- To do
Go through the material below, count the lines with the word "MENU", and reply with the count alone.

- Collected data
──────
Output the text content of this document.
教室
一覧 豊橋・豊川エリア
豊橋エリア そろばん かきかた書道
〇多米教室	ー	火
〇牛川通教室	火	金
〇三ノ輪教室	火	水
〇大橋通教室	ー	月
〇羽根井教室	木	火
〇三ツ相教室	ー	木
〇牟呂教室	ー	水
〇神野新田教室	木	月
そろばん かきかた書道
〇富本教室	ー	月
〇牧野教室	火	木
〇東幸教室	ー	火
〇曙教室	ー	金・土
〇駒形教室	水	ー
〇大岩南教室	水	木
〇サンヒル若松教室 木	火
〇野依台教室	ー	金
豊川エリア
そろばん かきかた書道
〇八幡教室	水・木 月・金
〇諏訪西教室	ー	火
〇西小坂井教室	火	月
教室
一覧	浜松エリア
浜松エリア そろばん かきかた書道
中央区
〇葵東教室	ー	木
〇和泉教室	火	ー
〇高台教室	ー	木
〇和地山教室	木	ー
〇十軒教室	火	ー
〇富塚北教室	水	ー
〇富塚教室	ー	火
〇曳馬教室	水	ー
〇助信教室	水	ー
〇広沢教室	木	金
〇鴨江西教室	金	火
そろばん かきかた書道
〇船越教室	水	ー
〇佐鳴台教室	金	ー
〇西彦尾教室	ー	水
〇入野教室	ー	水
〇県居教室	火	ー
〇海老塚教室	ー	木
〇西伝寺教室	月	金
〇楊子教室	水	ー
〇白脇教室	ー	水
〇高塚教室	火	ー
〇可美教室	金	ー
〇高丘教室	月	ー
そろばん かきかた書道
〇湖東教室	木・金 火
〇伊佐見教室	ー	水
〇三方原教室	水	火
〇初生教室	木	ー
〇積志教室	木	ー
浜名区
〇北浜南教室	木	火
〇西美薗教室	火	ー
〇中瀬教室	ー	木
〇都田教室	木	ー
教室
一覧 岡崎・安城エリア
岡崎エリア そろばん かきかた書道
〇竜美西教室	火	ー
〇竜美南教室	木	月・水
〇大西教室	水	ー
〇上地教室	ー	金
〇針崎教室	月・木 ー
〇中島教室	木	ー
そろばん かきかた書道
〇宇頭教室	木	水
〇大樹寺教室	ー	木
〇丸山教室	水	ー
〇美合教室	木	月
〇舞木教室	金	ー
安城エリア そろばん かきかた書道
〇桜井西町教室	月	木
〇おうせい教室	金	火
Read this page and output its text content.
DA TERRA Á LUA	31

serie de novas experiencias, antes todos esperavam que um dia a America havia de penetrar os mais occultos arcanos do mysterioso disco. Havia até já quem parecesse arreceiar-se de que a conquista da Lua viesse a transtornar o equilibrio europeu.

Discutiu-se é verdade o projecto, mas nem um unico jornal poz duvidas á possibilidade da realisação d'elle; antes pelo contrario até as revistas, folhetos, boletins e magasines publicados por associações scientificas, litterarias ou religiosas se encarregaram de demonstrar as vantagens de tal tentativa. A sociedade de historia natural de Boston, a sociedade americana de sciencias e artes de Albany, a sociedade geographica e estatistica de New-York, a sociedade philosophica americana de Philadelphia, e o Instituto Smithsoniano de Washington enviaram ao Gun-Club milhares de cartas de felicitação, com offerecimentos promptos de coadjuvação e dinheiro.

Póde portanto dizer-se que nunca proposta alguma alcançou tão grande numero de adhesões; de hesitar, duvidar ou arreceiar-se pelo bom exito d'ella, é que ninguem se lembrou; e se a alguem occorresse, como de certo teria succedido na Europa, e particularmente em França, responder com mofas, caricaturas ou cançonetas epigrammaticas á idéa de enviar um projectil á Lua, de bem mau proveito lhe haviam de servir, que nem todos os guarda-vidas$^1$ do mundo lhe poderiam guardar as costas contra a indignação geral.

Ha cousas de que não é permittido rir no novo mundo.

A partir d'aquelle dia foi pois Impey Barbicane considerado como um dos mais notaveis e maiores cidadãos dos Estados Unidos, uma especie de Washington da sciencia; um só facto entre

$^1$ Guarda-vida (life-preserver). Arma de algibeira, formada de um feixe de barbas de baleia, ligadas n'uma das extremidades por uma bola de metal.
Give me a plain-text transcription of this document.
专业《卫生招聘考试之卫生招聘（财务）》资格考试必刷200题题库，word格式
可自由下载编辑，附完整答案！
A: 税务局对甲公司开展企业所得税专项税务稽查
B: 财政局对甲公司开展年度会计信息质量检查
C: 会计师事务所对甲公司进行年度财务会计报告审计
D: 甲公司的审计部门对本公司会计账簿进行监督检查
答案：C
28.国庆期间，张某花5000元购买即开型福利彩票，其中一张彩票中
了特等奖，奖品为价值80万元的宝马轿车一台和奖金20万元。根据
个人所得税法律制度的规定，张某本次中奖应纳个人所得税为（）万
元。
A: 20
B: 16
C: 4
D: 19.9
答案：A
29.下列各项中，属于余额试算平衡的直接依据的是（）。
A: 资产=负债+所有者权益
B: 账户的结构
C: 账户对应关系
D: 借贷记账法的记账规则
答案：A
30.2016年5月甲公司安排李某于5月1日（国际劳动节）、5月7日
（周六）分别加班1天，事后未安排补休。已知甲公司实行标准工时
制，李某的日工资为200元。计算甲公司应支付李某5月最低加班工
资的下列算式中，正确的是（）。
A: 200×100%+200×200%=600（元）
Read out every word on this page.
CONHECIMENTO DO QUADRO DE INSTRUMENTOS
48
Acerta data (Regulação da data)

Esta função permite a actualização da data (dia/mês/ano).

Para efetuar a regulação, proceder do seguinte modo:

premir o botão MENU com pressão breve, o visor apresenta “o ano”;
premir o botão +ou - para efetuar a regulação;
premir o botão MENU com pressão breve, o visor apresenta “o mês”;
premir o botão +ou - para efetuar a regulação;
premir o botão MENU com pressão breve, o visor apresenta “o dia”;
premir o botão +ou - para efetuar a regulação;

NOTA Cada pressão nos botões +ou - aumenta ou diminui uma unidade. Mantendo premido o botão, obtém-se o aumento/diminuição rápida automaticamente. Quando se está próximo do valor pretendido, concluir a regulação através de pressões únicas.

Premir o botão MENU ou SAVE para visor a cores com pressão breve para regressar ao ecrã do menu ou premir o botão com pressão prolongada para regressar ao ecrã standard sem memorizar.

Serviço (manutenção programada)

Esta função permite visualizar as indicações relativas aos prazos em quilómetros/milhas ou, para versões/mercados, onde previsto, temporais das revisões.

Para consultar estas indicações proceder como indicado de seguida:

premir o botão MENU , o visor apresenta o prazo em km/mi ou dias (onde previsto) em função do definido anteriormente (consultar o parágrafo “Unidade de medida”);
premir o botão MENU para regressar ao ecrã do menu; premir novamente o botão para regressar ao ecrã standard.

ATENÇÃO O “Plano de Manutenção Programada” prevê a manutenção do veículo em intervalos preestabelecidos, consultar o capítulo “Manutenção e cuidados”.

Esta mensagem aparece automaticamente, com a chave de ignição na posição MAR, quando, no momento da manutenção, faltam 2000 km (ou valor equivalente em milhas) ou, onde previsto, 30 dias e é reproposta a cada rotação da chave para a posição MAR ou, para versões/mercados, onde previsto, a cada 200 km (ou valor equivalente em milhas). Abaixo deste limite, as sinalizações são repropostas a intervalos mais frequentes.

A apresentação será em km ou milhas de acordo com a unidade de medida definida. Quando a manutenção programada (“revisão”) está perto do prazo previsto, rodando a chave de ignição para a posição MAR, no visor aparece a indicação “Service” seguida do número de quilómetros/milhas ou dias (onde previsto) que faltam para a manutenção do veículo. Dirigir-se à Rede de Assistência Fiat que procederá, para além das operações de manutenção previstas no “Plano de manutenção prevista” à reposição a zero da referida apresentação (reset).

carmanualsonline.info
──────
- Reply
6